[Stored entries]
## begin

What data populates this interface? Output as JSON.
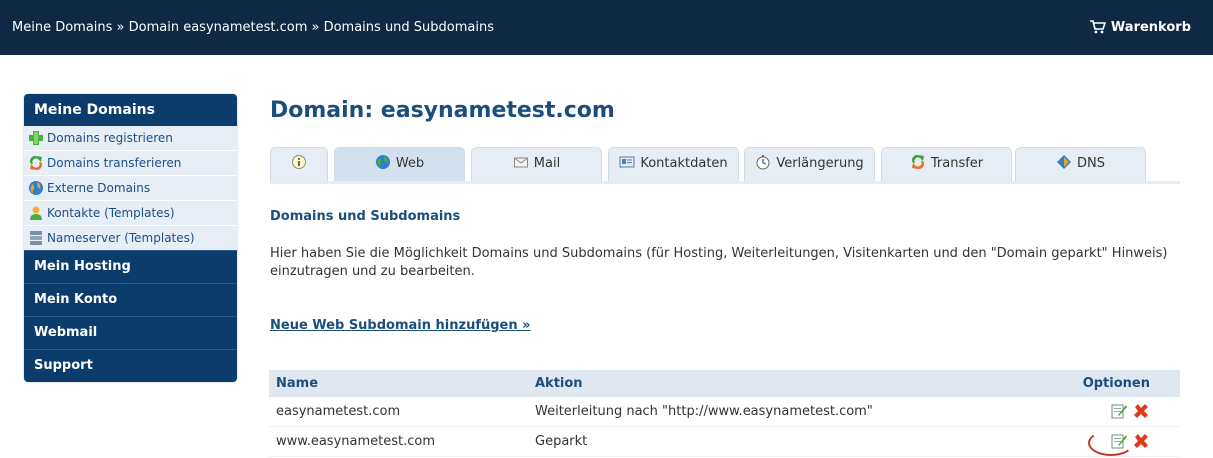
{
  "header": {
    "breadcrumb": "Meine Domains » Domain easynametest.com » Domains und Subdomains",
    "cart_label": "Warenkorb",
    "cart_icon": "cart-icon"
  },
  "sidebar": {
    "heading": "Meine Domains",
    "items": [
      {
        "label": "Domains registrieren",
        "icon": "plus-icon"
      },
      {
        "label": "Domains transferieren",
        "icon": "transfer-icon"
      },
      {
        "label": "Externe Domains",
        "icon": "globe-icon"
      },
      {
        "label": "Kontakte (Templates)",
        "icon": "user-icon"
      },
      {
        "label": "Nameserver (Templates)",
        "icon": "server-icon"
      }
    ],
    "sections": [
      "Mein Hosting",
      "Mein Konto",
      "Webmail",
      "Support"
    ]
  },
  "main": {
    "title": "Domain: easynametest.com",
    "tabs": [
      {
        "label": "",
        "icon": "info-icon"
      },
      {
        "label": "Web",
        "icon": "globe-icon",
        "active": true
      },
      {
        "label": "Mail",
        "icon": "mail-icon"
      },
      {
        "label": "Kontaktdaten",
        "icon": "contact-card-icon"
      },
      {
        "label": "Verlängerung",
        "icon": "stopwatch-icon"
      },
      {
        "label": "Transfer",
        "icon": "transfer-icon"
      },
      {
        "label": "DNS",
        "icon": "dns-icon"
      }
    ],
    "section_title": "Domains und Subdomains",
    "description": "Hier haben Sie die Möglichkeit Domains und Subdomains (für Hosting, Weiterleitungen, Visitenkarten und den \"Domain geparkt\" Hinweis) einzutragen und zu bearbeiten.",
    "add_link": "Neue Web Subdomain hinzufügen »",
    "table": {
      "headers": {
        "name": "Name",
        "action": "Aktion",
        "options": "Optionen"
      },
      "rows": [
        {
          "name": "easynametest.com",
          "action": "Weiterleitung nach \"http://www.easynametest.com\""
        },
        {
          "name": "www.easynametest.com",
          "action": "Geparkt"
        }
      ]
    }
  },
  "colors": {
    "topbar": "#0f2844",
    "sidebar": "#0c3c6c",
    "accent": "#1b4e7d",
    "tab": "#e7edf4"
  }
}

## end

* [Work to complete]: Write the records above out again exactly, with no pictures in your copy.

* [Task solution]:
What data populates this interface? Output as JSON.
{
  "header": {
    "breadcrumb": "Meine Domains » Domain easynametest.com » Domains und Subdomains",
    "cart_label": "Warenkorb",
    "cart_icon": "cart-icon"
  },
  "sidebar": {
    "heading": "Meine Domains",
    "items": [
      {
        "label": "Domains registrieren",
        "icon": "plus-icon"
      },
      {
        "label": "Domains transferieren",
        "icon": "transfer-icon"
      },
      {
        "label": "Externe Domains",
        "icon": "globe-icon"
      },
      {
        "label": "Kontakte (Templates)",
        "icon": "user-icon"
      },
      {
        "label": "Nameserver (Templates)",
        "icon": "server-icon"
      }
    ],
    "sections": [
      "Mein Hosting",
      "Mein Konto",
      "Webmail",
      "Support"
    ]
  },
  "main": {
    "title": "Domain: easynametest.com",
    "tabs": [
      {
        "label": "",
        "icon": "info-icon"
      },
      {
        "label": "Web",
        "icon": "globe-icon",
        "active": true
      },
      {
        "label": "Mail",
        "icon": "mail-icon"
      },
      {
        "label": "Kontaktdaten",
        "icon": "contact-card-icon"
      },
      {
        "label": "Verlängerung",
        "icon": "stopwatch-icon"
      },
      {
        "label": "Transfer",
        "icon": "transfer-icon"
      },
      {
        "label": "DNS",
        "icon": "dns-icon"
      }
    ],
    "section_title": "Domains und Subdomains",
    "description": "Hier haben Sie die Möglichkeit Domains und Subdomains (für Hosting, Weiterleitungen, Visitenkarten und den \"Domain geparkt\" Hinweis) einzutragen und zu bearbeiten.",
    "add_link": "Neue Web Subdomain hinzufügen »",
    "table": {
      "headers": {
        "name": "Name",
        "action": "Aktion",
        "options": "Optionen"
      },
      "rows": [
        {
          "name": "easynametest.com",
          "action": "Weiterleitung nach \"http://www.easynametest.com\""
        },
        {
          "name": "www.easynametest.com",
          "action": "Geparkt"
        }
      ]
    }
  },
  "colors": {
    "topbar": "#0f2844",
    "sidebar": "#0c3c6c",
    "accent": "#1b4e7d",
    "tab": "#e7edf4"
  }
}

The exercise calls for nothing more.